- What you need to do
Check each line of the data below for the word "Eltern", then extract the ones that have it.
# # # # #
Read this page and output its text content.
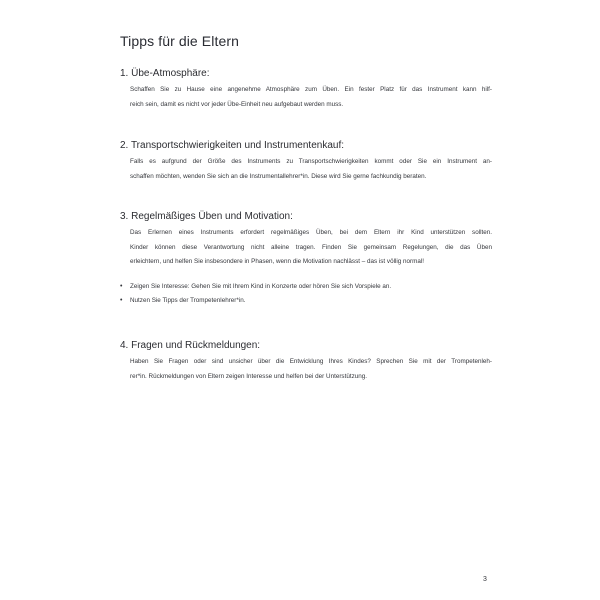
Tipps für die Eltern
1. Übe-Atmosphäre:
Schaffen Sie zu Hause eine angenehme Atmosphäre zum Üben. Ein fester Platz für das Instrument kann hilf-
reich sein, damit es nicht vor jeder Übe-Einheit neu aufgebaut werden muss.
2. Transportschwierigkeiten und Instrumentenkauf:
Falls es aufgrund der Größe des Instruments zu Transportschwierigkeiten kommt oder Sie ein Instrument an-
schaffen möchten, wenden Sie sich an die Instrumentallehrer*in. Diese wird Sie gerne fachkundig beraten.
3. Regelmäßiges Üben und Motivation:
Das Erlernen eines Instruments erfordert regelmäßiges Üben, bei dem Eltern ihr Kind unterstützen sollten.
Kinder können diese Verantwortung nicht alleine tragen. Finden Sie gemeinsam Regelungen, die das Üben
erleichtern, und helfen Sie insbesondere in Phasen, wenn die Motivation nachlässt – das ist völlig normal!
• Zeigen Sie Interesse: Gehen Sie mit Ihrem Kind in Konzerte oder hören Sie sich Vorspiele an.
• Nutzen Sie Tipps der Trompetenlehrer*in.
4. Fragen und Rückmeldungen:
Haben Sie Fragen oder sind unsicher über die Entwicklung Ihres Kindes? Sprechen Sie mit der Trompetenleh-
rer*in. Rückmeldungen von Eltern zeigen Interesse und helfen bei der Unterstützung.
3
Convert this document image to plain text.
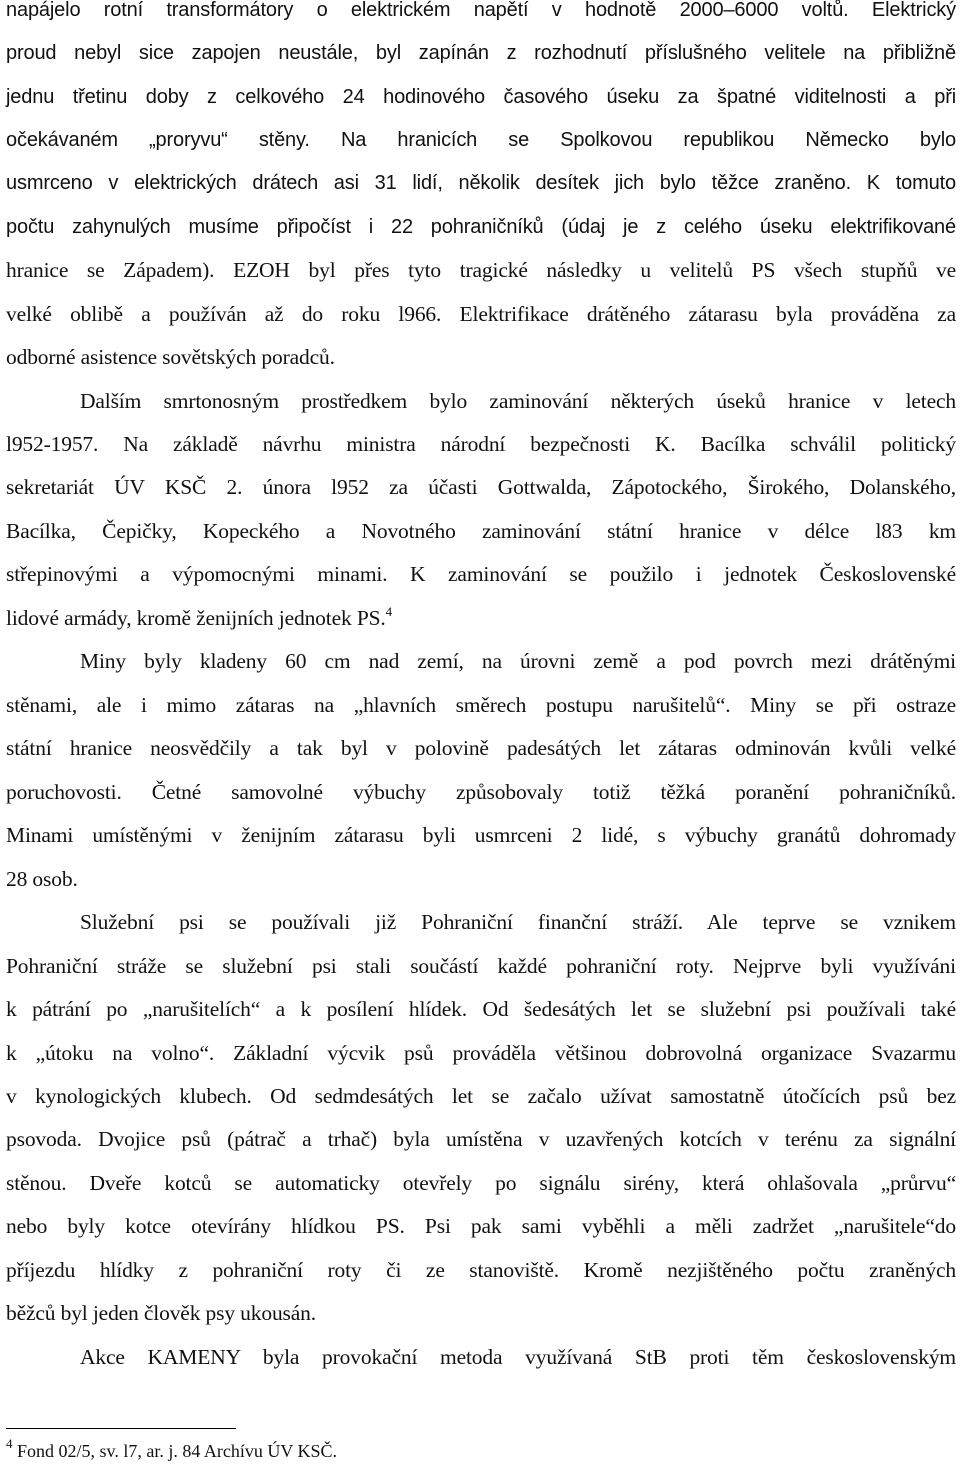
napájelo rotní transformátory o elektrickém napětí v hodnotě 2000–6000 voltů. Elektrický
proud nebyl sice zapojen neustále, byl zapínán z rozhodnutí příslušného velitele na přibližně
jednu třetinu doby z celkového 24 hodinového časového úseku za špatné viditelnosti a při
očekávaném „proryvu“ stěny. Na hranicích se Spolkovou republikou Německo bylo
usmrceno v elektrických drátech asi 31 lidí, několik desítek jich bylo těžce zraněno. K tomuto
počtu zahynulých musíme připočíst i 22 pohraničníků (údaj je z celého úseku elektrifikované
hranice se Západem). EZOH byl přes tyto tragické následky u velitelů PS všech stupňů ve
velké oblibě a používán až do roku l966. Elektrifikace drátěného zátarasu byla prováděna za
odborné asistence sovětských poradců.
Dalším smrtonosným prostředkem bylo zaminování některých úseků hranice v letech
l952-1957. Na základě návrhu ministra národní bezpečnosti K. Bacílka schválil politický
sekretariát ÚV KSČ 2. února l952 za účasti Gottwalda, Zápotockého, Širokého, Dolanského,
Bacílka, Čepičky, Kopeckého a Novotného zaminování státní hranice v délce l83 km
střepinovými a výpomocnými minami. K zaminování se použilo i jednotek Československé
lidové armády, kromě ženijních jednotek PS.$^4$
Miny byly kladeny 60 cm nad zemí, na úrovni země a pod povrch mezi drátěnými
stěnami, ale i mimo zátaras na „hlavních směrech postupu narušitelů“. Miny se při ostraze
státní hranice neosvědčily a tak byl v polovině padesátých let zátaras odminován kvůli velké
poruchovosti. Četné samovolné výbuchy způsobovaly totiž těžká poranění pohraničníků.
Minami umístěnými v ženijním zátarasu byli usmrceni 2 lidé, s výbuchy granátů dohromady
28 osob.
Služební psi se používali již Pohraniční finanční stráží. Ale teprve se vznikem
Pohraniční stráže se služební psi stali součástí každé pohraniční roty. Nejprve byli využíváni
k pátrání po „narušitelích“ a k posílení hlídek. Od šedesátých let se služební psi používali také
k „útoku na volno“. Základní výcvik psů prováděla většinou dobrovolná organizace Svazarmu
v kynologických klubech. Od sedmdesátých let se začalo užívat samostatně útočících psů bez
psovoda. Dvojice psů (pátrač a trhač) byla umístěna v uzavřených kotcích v terénu za signální
stěnou. Dveře kotců se automaticky otevřely po signálu sirény, která ohlašovala „průrvu“
nebo byly kotce otevírány hlídkou PS. Psi pak sami vyběhli a měli zadržet „narušitele“do
příjezdu hlídky z pohraniční roty či ze stanoviště. Kromě nezjištěného počtu zraněných
běžců byl jeden člověk psy ukousán.
Akce KAMENY byla provokační metoda využívaná StB proti těm československým
$^4$ Fond 02/5, sv. l7, ar. j. 84 Archívu ÚV KSČ.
# # # # #
- Solution to the problem
Tipps für die Eltern
Das Erlernen eines Instruments erfordert regelmäßiges Üben, bei dem Eltern ihr Kind unterstützen sollten.
rer*in. Rückmeldungen von Eltern zeigen Interesse und helfen bei der Unterstützung.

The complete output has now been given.